*Your objective*
Report how many lines below contain the word "Adopt". Give only the number.

*Given records*
━━━
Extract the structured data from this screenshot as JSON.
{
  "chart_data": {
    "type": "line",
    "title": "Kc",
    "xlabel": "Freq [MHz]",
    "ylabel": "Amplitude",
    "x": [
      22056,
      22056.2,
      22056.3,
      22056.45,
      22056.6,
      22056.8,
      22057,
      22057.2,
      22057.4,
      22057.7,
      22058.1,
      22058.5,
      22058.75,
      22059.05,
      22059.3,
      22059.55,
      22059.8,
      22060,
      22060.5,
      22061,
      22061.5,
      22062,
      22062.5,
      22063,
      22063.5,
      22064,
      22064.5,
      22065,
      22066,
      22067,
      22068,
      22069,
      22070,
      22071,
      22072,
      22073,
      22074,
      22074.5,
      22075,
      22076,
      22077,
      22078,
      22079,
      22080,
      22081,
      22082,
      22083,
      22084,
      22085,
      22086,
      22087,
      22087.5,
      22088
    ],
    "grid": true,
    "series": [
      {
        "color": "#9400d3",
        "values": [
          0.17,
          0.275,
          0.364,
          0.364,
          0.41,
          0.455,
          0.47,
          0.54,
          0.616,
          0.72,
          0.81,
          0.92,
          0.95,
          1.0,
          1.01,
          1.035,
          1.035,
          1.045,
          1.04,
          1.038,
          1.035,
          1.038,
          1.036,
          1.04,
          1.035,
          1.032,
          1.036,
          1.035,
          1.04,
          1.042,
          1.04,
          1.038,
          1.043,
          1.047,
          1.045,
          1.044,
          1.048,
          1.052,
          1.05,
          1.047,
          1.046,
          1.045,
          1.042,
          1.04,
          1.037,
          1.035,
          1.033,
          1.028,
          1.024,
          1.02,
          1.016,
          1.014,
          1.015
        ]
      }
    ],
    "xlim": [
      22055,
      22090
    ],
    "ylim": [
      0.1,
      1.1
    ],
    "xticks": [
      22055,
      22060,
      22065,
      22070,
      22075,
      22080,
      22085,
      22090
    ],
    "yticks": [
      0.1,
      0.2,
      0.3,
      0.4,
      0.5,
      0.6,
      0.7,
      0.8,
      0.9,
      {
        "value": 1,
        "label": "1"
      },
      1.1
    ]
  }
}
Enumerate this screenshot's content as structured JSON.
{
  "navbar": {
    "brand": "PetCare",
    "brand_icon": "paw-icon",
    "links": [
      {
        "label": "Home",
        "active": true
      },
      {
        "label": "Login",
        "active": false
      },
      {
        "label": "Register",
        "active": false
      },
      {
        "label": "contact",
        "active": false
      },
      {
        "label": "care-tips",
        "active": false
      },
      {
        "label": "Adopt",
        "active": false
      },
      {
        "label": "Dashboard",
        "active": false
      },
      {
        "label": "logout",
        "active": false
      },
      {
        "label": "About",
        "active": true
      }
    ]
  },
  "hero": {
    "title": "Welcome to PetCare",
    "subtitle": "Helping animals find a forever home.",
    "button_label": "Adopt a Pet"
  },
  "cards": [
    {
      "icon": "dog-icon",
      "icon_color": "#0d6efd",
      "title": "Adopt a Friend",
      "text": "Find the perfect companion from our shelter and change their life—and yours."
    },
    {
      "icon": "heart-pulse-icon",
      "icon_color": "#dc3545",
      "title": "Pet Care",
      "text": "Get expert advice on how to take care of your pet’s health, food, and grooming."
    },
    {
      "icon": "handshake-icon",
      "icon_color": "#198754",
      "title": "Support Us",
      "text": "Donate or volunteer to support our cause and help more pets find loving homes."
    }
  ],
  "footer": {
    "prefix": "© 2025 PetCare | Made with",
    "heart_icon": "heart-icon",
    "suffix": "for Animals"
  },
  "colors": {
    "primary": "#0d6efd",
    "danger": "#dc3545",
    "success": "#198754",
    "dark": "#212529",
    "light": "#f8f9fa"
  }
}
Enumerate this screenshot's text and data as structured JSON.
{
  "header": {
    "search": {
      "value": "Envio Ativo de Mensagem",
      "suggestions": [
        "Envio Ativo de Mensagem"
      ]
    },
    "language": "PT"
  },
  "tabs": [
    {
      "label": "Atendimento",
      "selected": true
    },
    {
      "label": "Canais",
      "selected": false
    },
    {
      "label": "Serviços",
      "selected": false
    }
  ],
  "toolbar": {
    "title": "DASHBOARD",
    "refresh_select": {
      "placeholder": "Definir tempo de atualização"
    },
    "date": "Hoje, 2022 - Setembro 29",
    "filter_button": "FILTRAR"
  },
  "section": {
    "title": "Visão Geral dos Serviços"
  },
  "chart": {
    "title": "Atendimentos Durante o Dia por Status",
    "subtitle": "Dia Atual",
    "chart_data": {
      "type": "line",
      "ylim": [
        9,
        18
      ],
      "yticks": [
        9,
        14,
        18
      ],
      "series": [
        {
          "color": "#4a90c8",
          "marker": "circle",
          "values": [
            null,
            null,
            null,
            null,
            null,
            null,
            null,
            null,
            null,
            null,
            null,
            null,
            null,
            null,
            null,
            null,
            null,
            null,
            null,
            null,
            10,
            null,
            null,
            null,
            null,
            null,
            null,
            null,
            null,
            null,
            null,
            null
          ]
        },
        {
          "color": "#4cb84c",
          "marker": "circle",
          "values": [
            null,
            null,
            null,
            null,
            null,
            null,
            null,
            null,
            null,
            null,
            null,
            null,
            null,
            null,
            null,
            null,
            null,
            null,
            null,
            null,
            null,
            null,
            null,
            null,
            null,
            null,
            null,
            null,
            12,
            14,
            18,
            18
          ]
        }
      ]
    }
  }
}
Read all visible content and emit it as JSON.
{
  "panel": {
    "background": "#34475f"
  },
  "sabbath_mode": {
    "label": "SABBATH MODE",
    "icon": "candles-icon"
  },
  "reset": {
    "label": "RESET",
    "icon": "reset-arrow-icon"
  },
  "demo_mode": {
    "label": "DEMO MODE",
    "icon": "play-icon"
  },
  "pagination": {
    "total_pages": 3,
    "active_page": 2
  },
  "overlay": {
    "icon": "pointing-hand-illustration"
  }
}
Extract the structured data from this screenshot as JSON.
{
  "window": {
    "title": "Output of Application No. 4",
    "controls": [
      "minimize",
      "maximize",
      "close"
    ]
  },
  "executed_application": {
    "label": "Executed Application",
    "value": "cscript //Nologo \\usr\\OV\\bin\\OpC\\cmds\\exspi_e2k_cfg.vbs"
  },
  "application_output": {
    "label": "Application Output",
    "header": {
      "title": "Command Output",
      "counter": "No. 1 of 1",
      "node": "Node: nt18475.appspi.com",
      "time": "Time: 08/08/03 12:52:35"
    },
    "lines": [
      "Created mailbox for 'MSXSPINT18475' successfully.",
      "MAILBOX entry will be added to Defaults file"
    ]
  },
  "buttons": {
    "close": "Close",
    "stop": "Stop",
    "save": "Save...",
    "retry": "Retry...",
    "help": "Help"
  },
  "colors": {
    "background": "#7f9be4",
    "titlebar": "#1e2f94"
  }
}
━━━
*Solution to this exercise*
3